Write out each record again exactly as it stands.

━━ Record extracts ━━

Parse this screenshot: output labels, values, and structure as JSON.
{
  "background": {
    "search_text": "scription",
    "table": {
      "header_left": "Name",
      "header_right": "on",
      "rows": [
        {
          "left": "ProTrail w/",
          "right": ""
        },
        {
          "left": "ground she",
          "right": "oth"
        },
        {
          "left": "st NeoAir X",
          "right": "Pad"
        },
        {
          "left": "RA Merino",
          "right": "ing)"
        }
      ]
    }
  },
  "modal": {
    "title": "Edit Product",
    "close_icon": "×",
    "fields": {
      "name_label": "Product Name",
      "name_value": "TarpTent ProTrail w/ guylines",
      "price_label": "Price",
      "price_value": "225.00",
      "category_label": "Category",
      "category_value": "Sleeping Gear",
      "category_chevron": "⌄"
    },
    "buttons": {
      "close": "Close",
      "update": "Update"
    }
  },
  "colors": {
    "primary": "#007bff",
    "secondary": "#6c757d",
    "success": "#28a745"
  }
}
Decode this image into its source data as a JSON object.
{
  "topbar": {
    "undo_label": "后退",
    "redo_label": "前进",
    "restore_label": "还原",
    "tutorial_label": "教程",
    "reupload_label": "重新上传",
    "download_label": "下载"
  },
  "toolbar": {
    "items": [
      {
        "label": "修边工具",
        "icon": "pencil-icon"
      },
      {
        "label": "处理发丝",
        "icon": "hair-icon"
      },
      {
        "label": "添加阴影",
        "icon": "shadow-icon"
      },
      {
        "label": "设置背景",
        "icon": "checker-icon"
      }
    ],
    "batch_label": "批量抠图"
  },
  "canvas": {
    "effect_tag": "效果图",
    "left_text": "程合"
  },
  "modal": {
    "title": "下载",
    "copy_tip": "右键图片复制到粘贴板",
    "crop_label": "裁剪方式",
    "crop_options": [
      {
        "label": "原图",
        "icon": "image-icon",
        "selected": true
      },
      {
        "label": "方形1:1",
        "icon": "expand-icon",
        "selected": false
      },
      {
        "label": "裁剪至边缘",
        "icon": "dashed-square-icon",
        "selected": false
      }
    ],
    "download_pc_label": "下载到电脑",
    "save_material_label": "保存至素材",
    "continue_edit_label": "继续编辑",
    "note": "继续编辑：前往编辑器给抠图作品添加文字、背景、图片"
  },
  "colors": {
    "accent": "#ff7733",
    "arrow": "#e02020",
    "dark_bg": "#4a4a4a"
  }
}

━━━

**Task solution:**
Parse this screenshot: output labels, values, and structure as JSON.
{
  "background": {
    "search_text": "scription",
    "table": {
      "header_left": "Name",
      "header_right": "on",
      "rows": [
        {
          "left": "ProTrail w/",
          "right": ""
        },
        {
          "left": "ground she",
          "right": "oth"
        },
        {
          "left": "st NeoAir X",
          "right": "Pad"
        },
        {
          "left": "RA Merino",
          "right": "ing)"
        }
      ]
    }
  },
  "modal": {
    "title": "Edit Product",
    "close_icon": "×",
    "fields": {
      "name_label": "Product Name",
      "name_value": "TarpTent ProTrail w/ guylines",
      "price_label": "Price",
      "price_value": "225.00",
      "category_label": "Category",
      "category_value": "Sleeping Gear",
      "category_chevron": "⌄"
    },
    "buttons": {
      "close": "Close",
      "update": "Update"
    }
  },
  "colors": {
    "primary": "#007bff",
    "secondary": "#6c757d",
    "success": "#28a745"
  }
}
Decode this image into its source data as a JSON object.
{
  "topbar": {
    "undo_label": "后退",
    "redo_label": "前进",
    "restore_label": "还原",
    "tutorial_label": "教程",
    "reupload_label": "重新上传",
    "download_label": "下载"
  },
  "toolbar": {
    "items": [
      {
        "label": "修边工具",
        "icon": "pencil-icon"
      },
      {
        "label": "处理发丝",
        "icon": "hair-icon"
      },
      {
        "label": "添加阴影",
        "icon": "shadow-icon"
      },
      {
        "label": "设置背景",
        "icon": "checker-icon"
      }
    ],
    "batch_label": "批量抠图"
  },
  "canvas": {
    "effect_tag": "效果图",
    "left_text": "程合"
  },
  "modal": {
    "title": "下载",
    "copy_tip": "右键图片复制到粘贴板",
    "crop_label": "裁剪方式",
    "crop_options": [
      {
        "label": "原图",
        "icon": "image-icon",
        "selected": true
      },
      {
        "label": "方形1:1",
        "icon": "expand-icon",
        "selected": false
      },
      {
        "label": "裁剪至边缘",
        "icon": "dashed-square-icon",
        "selected": false
      }
    ],
    "download_pc_label": "下载到电脑",
    "save_material_label": "保存至素材",
    "continue_edit_label": "继续编辑",
    "note": "继续编辑：前往编辑器给抠图作品添加文字、背景、图片"
  },
  "colors": {
    "accent": "#ff7733",
    "arrow": "#e02020",
    "dark_bg": "#4a4a4a"
  }
}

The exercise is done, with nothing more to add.